**Task directions**
Only a number is wanted: how many lines in the records below contain "oferty"?

◇ ◇ ◇

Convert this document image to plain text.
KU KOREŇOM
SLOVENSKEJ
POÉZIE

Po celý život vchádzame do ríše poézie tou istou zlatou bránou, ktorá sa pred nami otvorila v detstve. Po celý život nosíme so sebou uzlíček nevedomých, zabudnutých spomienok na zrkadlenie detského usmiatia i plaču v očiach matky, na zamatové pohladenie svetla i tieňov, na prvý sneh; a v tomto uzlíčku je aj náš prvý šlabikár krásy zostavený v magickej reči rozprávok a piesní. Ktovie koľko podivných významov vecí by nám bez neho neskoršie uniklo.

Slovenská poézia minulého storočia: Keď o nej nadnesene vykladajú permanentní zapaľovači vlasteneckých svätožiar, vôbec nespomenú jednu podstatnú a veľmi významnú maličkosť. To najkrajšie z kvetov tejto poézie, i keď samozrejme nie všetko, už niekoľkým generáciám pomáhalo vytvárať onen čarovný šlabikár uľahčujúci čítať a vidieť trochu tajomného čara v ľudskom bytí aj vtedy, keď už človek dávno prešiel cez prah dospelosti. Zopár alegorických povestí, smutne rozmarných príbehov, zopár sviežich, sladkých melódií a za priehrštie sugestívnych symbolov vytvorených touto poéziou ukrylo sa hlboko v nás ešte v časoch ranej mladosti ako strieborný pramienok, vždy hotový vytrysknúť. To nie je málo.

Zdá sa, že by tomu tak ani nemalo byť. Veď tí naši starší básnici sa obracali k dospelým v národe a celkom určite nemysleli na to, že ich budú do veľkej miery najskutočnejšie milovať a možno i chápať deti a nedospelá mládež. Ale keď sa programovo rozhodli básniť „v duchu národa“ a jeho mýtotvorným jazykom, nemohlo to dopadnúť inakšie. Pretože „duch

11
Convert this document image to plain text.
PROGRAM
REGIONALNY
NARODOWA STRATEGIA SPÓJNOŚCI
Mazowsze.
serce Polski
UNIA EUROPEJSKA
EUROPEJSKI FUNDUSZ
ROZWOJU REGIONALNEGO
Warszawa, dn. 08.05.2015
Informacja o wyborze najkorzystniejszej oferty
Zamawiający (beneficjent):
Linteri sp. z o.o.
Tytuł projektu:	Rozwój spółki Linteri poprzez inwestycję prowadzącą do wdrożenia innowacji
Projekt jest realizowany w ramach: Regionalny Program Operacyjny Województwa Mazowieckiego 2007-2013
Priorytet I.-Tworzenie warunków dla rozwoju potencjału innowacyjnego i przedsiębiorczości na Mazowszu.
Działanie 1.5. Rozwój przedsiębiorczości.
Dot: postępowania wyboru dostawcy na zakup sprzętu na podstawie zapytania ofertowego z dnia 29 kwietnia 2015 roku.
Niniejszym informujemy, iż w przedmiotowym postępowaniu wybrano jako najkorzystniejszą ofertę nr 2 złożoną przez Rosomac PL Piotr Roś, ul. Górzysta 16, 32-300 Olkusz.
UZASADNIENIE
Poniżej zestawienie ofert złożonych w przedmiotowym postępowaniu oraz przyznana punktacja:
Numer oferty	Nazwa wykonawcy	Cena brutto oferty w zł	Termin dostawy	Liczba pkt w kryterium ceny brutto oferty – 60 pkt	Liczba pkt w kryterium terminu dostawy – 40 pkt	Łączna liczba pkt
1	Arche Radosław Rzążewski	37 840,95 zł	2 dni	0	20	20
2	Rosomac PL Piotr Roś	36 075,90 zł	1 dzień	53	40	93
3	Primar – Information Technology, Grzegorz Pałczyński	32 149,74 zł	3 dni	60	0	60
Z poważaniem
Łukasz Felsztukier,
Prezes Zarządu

◇ ◇ ◇

**Response**
2